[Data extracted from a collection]
■ ■ ■ ■
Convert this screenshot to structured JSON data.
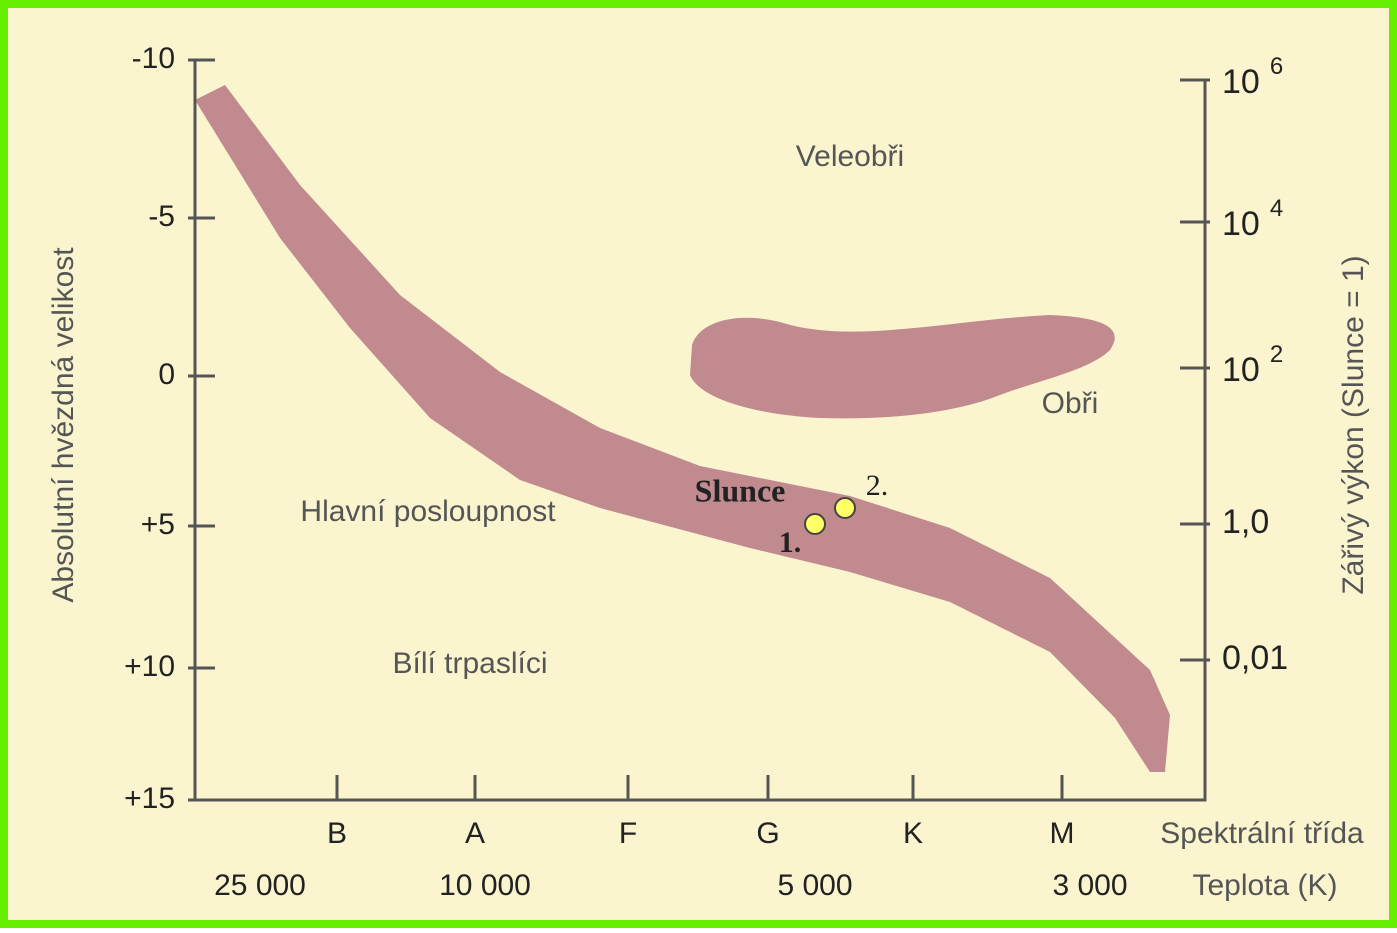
{
  "left_axis": {
    "label": "Absolutní hvězdná velikost",
    "ticks": [
      "-10",
      "-5",
      "0",
      "+5",
      "+10",
      "+15"
    ]
  },
  "right_axis": {
    "label": "Zářivý výkon (Slunce = 1)",
    "ticks": [
      {
        "base": "10",
        "exp": "6"
      },
      {
        "base": "10",
        "exp": "4"
      },
      {
        "base": "10",
        "exp": "2"
      },
      "1,0",
      "0,01"
    ]
  },
  "spectral_classes": [
    "B",
    "A",
    "F",
    "G",
    "K",
    "M"
  ],
  "spectral_label": "Spektrální třída",
  "temperatures": [
    "25 000",
    "10 000",
    "5 000",
    "3 000"
  ],
  "temperature_label": "Teplota (K)",
  "regions": [
    "Veleobři",
    "Obři",
    "Hlavní posloupnost",
    "Bílí trpaslíci"
  ],
  "sun": {
    "label": "Slunce",
    "points": [
      "1.",
      "2."
    ]
  }
}
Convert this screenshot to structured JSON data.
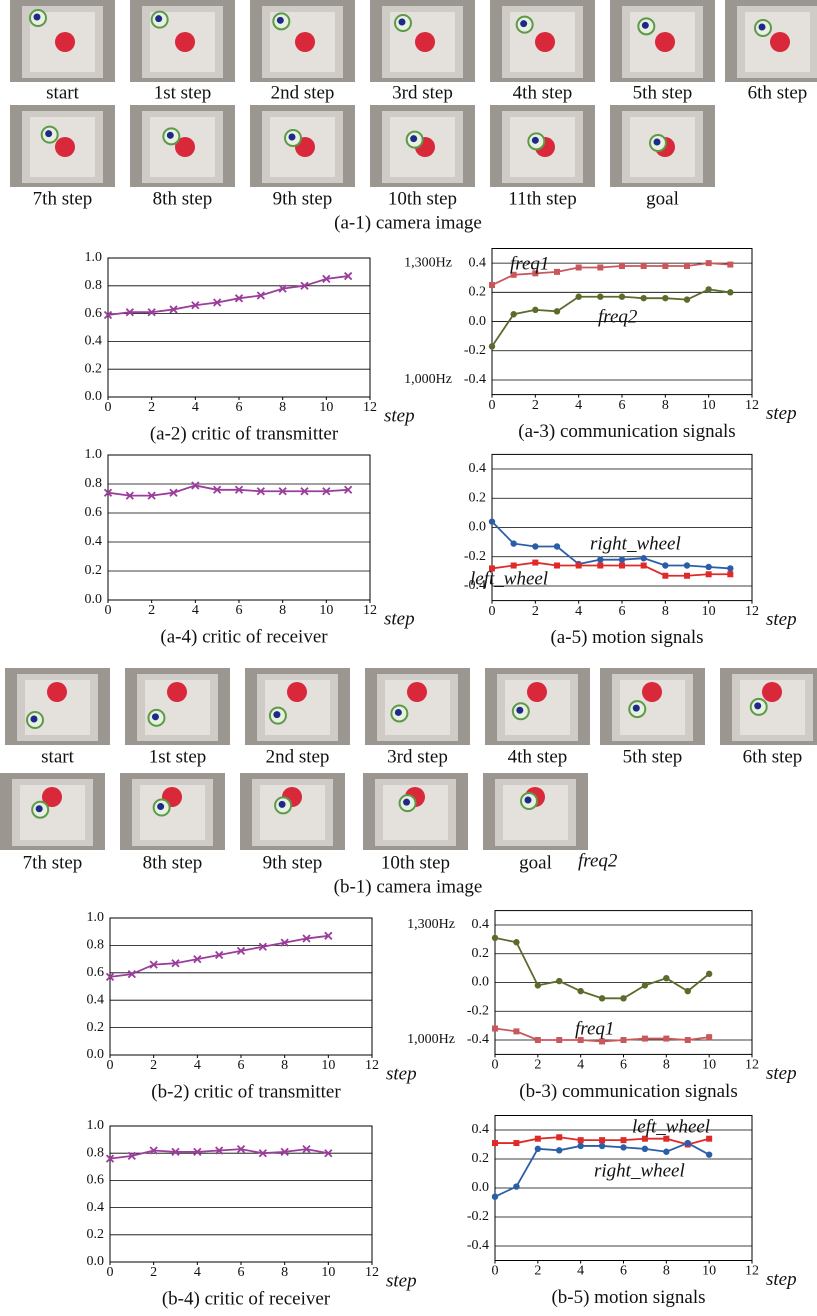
{
  "camera_a": {
    "labels": [
      "start",
      "1st step",
      "2nd step",
      "3rd step",
      "4th step",
      "5th step",
      "6th step",
      "7th step",
      "8th step",
      "9th step",
      "10th step",
      "11th step",
      "goal"
    ],
    "caption": "(a-1) camera image"
  },
  "camera_b": {
    "labels": [
      "start",
      "1st step",
      "2nd step",
      "3rd step",
      "4th step",
      "5th step",
      "6th step",
      "7th step",
      "8th step",
      "9th step",
      "10th step",
      "goal"
    ],
    "caption": "(b-1) camera image"
  },
  "chart_data": [
    {
      "type": "line",
      "title": "(a-2) critic of transmitter",
      "xlabel": "step",
      "x": [
        0,
        1,
        2,
        3,
        4,
        5,
        6,
        7,
        8,
        9,
        10,
        11
      ],
      "xlim": [
        0,
        12
      ],
      "xticks": [
        0,
        2,
        4,
        6,
        8,
        10,
        12
      ],
      "ylim": [
        0,
        1
      ],
      "yticks": [
        {
          "value": 0,
          "label": "0.0"
        },
        0.2,
        0.4,
        0.6,
        0.8,
        {
          "value": 1,
          "label": "1.0"
        }
      ],
      "grid": true,
      "series": [
        {
          "color": "#9b3d9b",
          "marker": "x",
          "values": [
            0.59,
            0.61,
            0.61,
            0.63,
            0.66,
            0.68,
            0.71,
            0.73,
            0.78,
            0.8,
            0.85,
            0.87
          ]
        }
      ]
    },
    {
      "type": "line",
      "title": "(a-3) communication signals",
      "xlabel": "step",
      "x": [
        0,
        1,
        2,
        3,
        4,
        5,
        6,
        7,
        8,
        9,
        10,
        11
      ],
      "xlim": [
        0,
        12
      ],
      "xticks": [
        0,
        2,
        4,
        6,
        8,
        10,
        12
      ],
      "ylim": [
        -0.5,
        0.5
      ],
      "yticks": [
        -0.4,
        -0.2,
        {
          "value": 0,
          "label": "0.0"
        },
        0.2,
        0.4
      ],
      "grid": true,
      "y_side_labels": [
        {
          "value": 0.4,
          "label": "1,300Hz"
        },
        {
          "value": -0.4,
          "label": "1,000Hz"
        }
      ],
      "series": [
        {
          "name": "freq1",
          "color": "#c9585c",
          "marker": "square",
          "values": [
            0.25,
            0.32,
            0.33,
            0.34,
            0.37,
            0.37,
            0.38,
            0.38,
            0.38,
            0.38,
            0.4,
            0.39
          ]
        },
        {
          "name": "freq2",
          "color": "#5b6b2c",
          "marker": "circle",
          "values": [
            -0.17,
            0.05,
            0.08,
            0.07,
            0.17,
            0.17,
            0.17,
            0.16,
            0.16,
            0.15,
            0.22,
            0.2
          ]
        }
      ]
    },
    {
      "type": "line",
      "title": "(a-4) critic of receiver",
      "xlabel": "step",
      "x": [
        0,
        1,
        2,
        3,
        4,
        5,
        6,
        7,
        8,
        9,
        10,
        11
      ],
      "xlim": [
        0,
        12
      ],
      "xticks": [
        0,
        2,
        4,
        6,
        8,
        10,
        12
      ],
      "ylim": [
        0,
        1
      ],
      "yticks": [
        {
          "value": 0,
          "label": "0.0"
        },
        0.2,
        0.4,
        0.6,
        0.8,
        {
          "value": 1,
          "label": "1.0"
        }
      ],
      "grid": true,
      "series": [
        {
          "color": "#9b3d9b",
          "marker": "x",
          "values": [
            0.74,
            0.72,
            0.72,
            0.74,
            0.79,
            0.76,
            0.76,
            0.75,
            0.75,
            0.75,
            0.75,
            0.76
          ]
        }
      ]
    },
    {
      "type": "line",
      "title": "(a-5) motion signals",
      "xlabel": "step",
      "x": [
        0,
        1,
        2,
        3,
        4,
        5,
        6,
        7,
        8,
        9,
        10,
        11
      ],
      "xlim": [
        0,
        12
      ],
      "xticks": [
        0,
        2,
        4,
        6,
        8,
        10,
        12
      ],
      "ylim": [
        -0.5,
        0.5
      ],
      "yticks": [
        -0.4,
        -0.2,
        {
          "value": 0,
          "label": "0.0"
        },
        0.2,
        0.4
      ],
      "grid": true,
      "series": [
        {
          "name": "right_wheel",
          "color": "#2b5ea8",
          "marker": "circle",
          "values": [
            0.04,
            -0.11,
            -0.13,
            -0.13,
            -0.25,
            -0.22,
            -0.22,
            -0.21,
            -0.26,
            -0.26,
            -0.27,
            -0.28
          ]
        },
        {
          "name": "left_wheel",
          "color": "#e02a2a",
          "marker": "square",
          "values": [
            -0.28,
            -0.26,
            -0.24,
            -0.26,
            -0.26,
            -0.26,
            -0.26,
            -0.26,
            -0.33,
            -0.33,
            -0.32,
            -0.32
          ]
        }
      ]
    },
    {
      "type": "line",
      "title": "(b-2) critic of transmitter",
      "xlabel": "step",
      "x": [
        0,
        1,
        2,
        3,
        4,
        5,
        6,
        7,
        8,
        9,
        10
      ],
      "xlim": [
        0,
        12
      ],
      "xticks": [
        0,
        2,
        4,
        6,
        8,
        10,
        12
      ],
      "ylim": [
        0,
        1
      ],
      "yticks": [
        {
          "value": 0,
          "label": "0.0"
        },
        0.2,
        0.4,
        0.6,
        0.8,
        {
          "value": 1,
          "label": "1.0"
        }
      ],
      "grid": true,
      "series": [
        {
          "color": "#9b3d9b",
          "marker": "x",
          "values": [
            0.57,
            0.59,
            0.66,
            0.67,
            0.7,
            0.73,
            0.76,
            0.79,
            0.82,
            0.85,
            0.87
          ]
        }
      ]
    },
    {
      "type": "line",
      "title": "(b-3) communication signals",
      "xlabel": "step",
      "x": [
        0,
        1,
        2,
        3,
        4,
        5,
        6,
        7,
        8,
        9,
        10
      ],
      "xlim": [
        0,
        12
      ],
      "xticks": [
        0,
        2,
        4,
        6,
        8,
        10,
        12
      ],
      "ylim": [
        -0.5,
        0.5
      ],
      "yticks": [
        -0.4,
        -0.2,
        {
          "value": 0,
          "label": "0.0"
        },
        0.2,
        0.4
      ],
      "grid": true,
      "y_side_labels": [
        {
          "value": 0.4,
          "label": "1,300Hz"
        },
        {
          "value": -0.4,
          "label": "1,000Hz"
        }
      ],
      "series": [
        {
          "name": "freq2",
          "color": "#5b6b2c",
          "marker": "circle",
          "values": [
            0.31,
            0.28,
            -0.02,
            0.01,
            -0.06,
            -0.11,
            -0.11,
            -0.02,
            0.03,
            -0.06,
            0.06
          ]
        },
        {
          "name": "freq1",
          "color": "#c9585c",
          "marker": "square",
          "values": [
            -0.32,
            -0.34,
            -0.4,
            -0.4,
            -0.4,
            -0.41,
            -0.4,
            -0.39,
            -0.39,
            -0.4,
            -0.38
          ]
        }
      ]
    },
    {
      "type": "line",
      "title": "(b-4) critic of receiver",
      "xlabel": "step",
      "x": [
        0,
        1,
        2,
        3,
        4,
        5,
        6,
        7,
        8,
        9,
        10
      ],
      "xlim": [
        0,
        12
      ],
      "xticks": [
        0,
        2,
        4,
        6,
        8,
        10,
        12
      ],
      "ylim": [
        0,
        1
      ],
      "yticks": [
        {
          "value": 0,
          "label": "0.0"
        },
        0.2,
        0.4,
        0.6,
        0.8,
        {
          "value": 1,
          "label": "1.0"
        }
      ],
      "grid": true,
      "series": [
        {
          "color": "#9b3d9b",
          "marker": "x",
          "values": [
            0.76,
            0.78,
            0.82,
            0.81,
            0.81,
            0.82,
            0.83,
            0.8,
            0.81,
            0.83,
            0.8
          ]
        }
      ]
    },
    {
      "type": "line",
      "title": "(b-5) motion signals",
      "xlabel": "step",
      "x": [
        0,
        1,
        2,
        3,
        4,
        5,
        6,
        7,
        8,
        9,
        10
      ],
      "xlim": [
        0,
        12
      ],
      "xticks": [
        0,
        2,
        4,
        6,
        8,
        10,
        12
      ],
      "ylim": [
        -0.5,
        0.5
      ],
      "yticks": [
        -0.4,
        -0.2,
        {
          "value": 0,
          "label": "0.0"
        },
        0.2,
        0.4
      ],
      "grid": true,
      "series": [
        {
          "name": "left_wheel",
          "color": "#e02a2a",
          "marker": "square",
          "values": [
            0.31,
            0.31,
            0.34,
            0.35,
            0.33,
            0.33,
            0.33,
            0.34,
            0.34,
            0.3,
            0.34
          ]
        },
        {
          "name": "right_wheel",
          "color": "#2b5ea8",
          "marker": "circle",
          "values": [
            -0.06,
            0.01,
            0.27,
            0.26,
            0.29,
            0.29,
            0.28,
            0.27,
            0.25,
            0.31,
            0.23
          ]
        }
      ]
    }
  ]
}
■ ■ ■ ■
**INSTRUCTIONS FOR THE TASK:**
Go over the data above and copy every line that has the word "transmitter" in it.

**ANSWER TO THIS TASK:**
      "title": "(a-2) critic of transmitter",
      "title": "(b-2) critic of transmitter",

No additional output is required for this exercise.